> _Instructions to follow_
What follows is a block of records; restate each one word for word.

> _Record list_
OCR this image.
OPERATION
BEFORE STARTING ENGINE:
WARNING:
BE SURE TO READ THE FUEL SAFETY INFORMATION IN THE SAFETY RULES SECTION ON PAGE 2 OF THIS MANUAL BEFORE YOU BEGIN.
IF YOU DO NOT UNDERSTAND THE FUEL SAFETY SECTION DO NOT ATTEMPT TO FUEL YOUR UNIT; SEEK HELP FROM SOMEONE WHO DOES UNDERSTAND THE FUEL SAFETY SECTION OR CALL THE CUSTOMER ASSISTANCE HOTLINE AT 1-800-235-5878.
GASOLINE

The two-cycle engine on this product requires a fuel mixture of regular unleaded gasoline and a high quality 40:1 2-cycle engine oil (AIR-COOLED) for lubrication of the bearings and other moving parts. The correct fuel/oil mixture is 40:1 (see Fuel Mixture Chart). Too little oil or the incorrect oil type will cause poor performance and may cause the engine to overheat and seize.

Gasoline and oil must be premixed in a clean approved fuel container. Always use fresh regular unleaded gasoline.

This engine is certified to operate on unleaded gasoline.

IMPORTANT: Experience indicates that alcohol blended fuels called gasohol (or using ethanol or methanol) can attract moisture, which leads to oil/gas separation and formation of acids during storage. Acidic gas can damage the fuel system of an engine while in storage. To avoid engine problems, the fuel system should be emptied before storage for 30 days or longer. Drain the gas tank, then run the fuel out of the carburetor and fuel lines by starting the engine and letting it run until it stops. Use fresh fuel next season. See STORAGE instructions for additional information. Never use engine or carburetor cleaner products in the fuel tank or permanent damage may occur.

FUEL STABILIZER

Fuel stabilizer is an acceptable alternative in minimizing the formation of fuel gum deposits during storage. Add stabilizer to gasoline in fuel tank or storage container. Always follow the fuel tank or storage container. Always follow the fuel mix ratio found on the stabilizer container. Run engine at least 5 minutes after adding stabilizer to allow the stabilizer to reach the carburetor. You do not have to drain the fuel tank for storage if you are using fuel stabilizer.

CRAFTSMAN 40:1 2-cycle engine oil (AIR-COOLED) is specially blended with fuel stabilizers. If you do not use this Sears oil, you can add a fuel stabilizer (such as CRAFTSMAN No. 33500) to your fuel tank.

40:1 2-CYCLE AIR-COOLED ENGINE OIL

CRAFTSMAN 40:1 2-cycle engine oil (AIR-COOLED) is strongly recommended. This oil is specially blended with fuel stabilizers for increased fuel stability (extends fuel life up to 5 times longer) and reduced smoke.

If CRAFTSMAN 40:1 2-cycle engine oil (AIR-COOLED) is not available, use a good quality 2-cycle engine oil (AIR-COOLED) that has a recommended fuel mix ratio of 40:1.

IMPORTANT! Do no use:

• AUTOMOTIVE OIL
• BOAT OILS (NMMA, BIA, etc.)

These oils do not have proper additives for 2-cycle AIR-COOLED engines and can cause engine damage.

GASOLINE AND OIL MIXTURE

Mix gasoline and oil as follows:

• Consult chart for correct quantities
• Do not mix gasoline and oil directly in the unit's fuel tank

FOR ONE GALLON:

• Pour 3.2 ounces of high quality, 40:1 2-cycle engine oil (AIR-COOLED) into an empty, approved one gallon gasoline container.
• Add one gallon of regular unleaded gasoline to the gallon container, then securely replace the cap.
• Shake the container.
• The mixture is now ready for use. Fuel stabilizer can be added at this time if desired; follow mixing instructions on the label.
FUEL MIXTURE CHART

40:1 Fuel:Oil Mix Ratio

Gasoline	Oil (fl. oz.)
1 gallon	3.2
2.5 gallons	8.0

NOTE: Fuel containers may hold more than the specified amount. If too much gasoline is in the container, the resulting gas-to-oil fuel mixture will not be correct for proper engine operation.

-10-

> _Result_
OCR this image.
OPERATION
BEFORE STARTING ENGINE:
WARNING:
BE SURE TO READ THE FUEL SAFETY INFORMATION IN THE SAFETY RULES SECTION ON PAGE 2 OF THIS MANUAL BEFORE YOU BEGIN.
IF YOU DO NOT UNDERSTAND THE FUEL SAFETY SECTION DO NOT ATTEMPT TO FUEL YOUR UNIT; SEEK HELP FROM SOMEONE WHO DOES UNDERSTAND THE FUEL SAFETY SECTION OR CALL THE CUSTOMER ASSISTANCE HOTLINE AT 1-800-235-5878.
GASOLINE

The two-cycle engine on this product requires a fuel mixture of regular unleaded gasoline and a high quality 40:1 2-cycle engine oil (AIR-COOLED) for lubrication of the bearings and other moving parts. The correct fuel/oil mixture is 40:1 (see Fuel Mixture Chart). Too little oil or the incorrect oil type will cause poor performance and may cause the engine to overheat and seize.

Gasoline and oil must be premixed in a clean approved fuel container. Always use fresh regular unleaded gasoline.

This engine is certified to operate on unleaded gasoline.

IMPORTANT: Experience indicates that alcohol blended fuels called gasohol (or using ethanol or methanol) can attract moisture, which leads to oil/gas separation and formation of acids during storage. Acidic gas can damage the fuel system of an engine while in storage. To avoid engine problems, the fuel system should be emptied before storage for 30 days or longer. Drain the gas tank, then run the fuel out of the carburetor and fuel lines by starting the engine and letting it run until it stops. Use fresh fuel next season. See STORAGE instructions for additional information. Never use engine or carburetor cleaner products in the fuel tank or permanent damage may occur.

FUEL STABILIZER

Fuel stabilizer is an acceptable alternative in minimizing the formation of fuel gum deposits during storage. Add stabilizer to gasoline in fuel tank or storage container. Always follow the fuel tank or storage container. Always follow the fuel mix ratio found on the stabilizer container. Run engine at least 5 minutes after adding stabilizer to allow the stabilizer to reach the carburetor. You do not have to drain the fuel tank for storage if you are using fuel stabilizer.

CRAFTSMAN 40:1 2-cycle engine oil (AIR-COOLED) is specially blended with fuel stabilizers. If you do not use this Sears oil, you can add a fuel stabilizer (such as CRAFTSMAN No. 33500) to your fuel tank.

40:1 2-CYCLE AIR-COOLED ENGINE OIL

CRAFTSMAN 40:1 2-cycle engine oil (AIR-COOLED) is strongly recommended. This oil is specially blended with fuel stabilizers for increased fuel stability (extends fuel life up to 5 times longer) and reduced smoke.

If CRAFTSMAN 40:1 2-cycle engine oil (AIR-COOLED) is not available, use a good quality 2-cycle engine oil (AIR-COOLED) that has a recommended fuel mix ratio of 40:1.

IMPORTANT! Do no use:

• AUTOMOTIVE OIL
• BOAT OILS (NMMA, BIA, etc.)

These oils do not have proper additives for 2-cycle AIR-COOLED engines and can cause engine damage.

GASOLINE AND OIL MIXTURE

Mix gasoline and oil as follows:

• Consult chart for correct quantities
• Do not mix gasoline and oil directly in the unit's fuel tank

FOR ONE GALLON:

• Pour 3.2 ounces of high quality, 40:1 2-cycle engine oil (AIR-COOLED) into an empty, approved one gallon gasoline container.
• Add one gallon of regular unleaded gasoline to the gallon container, then securely replace the cap.
• Shake the container.
• The mixture is now ready for use. Fuel stabilizer can be added at this time if desired; follow mixing instructions on the label.
FUEL MIXTURE CHART

40:1 Fuel:Oil Mix Ratio

Gasoline	Oil (fl. oz.)
1 gallon	3.2
2.5 gallons	8.0

NOTE: Fuel containers may hold more than the specified amount. If too much gasoline is in the container, the resulting gas-to-oil fuel mixture will not be correct for proper engine operation.

-10-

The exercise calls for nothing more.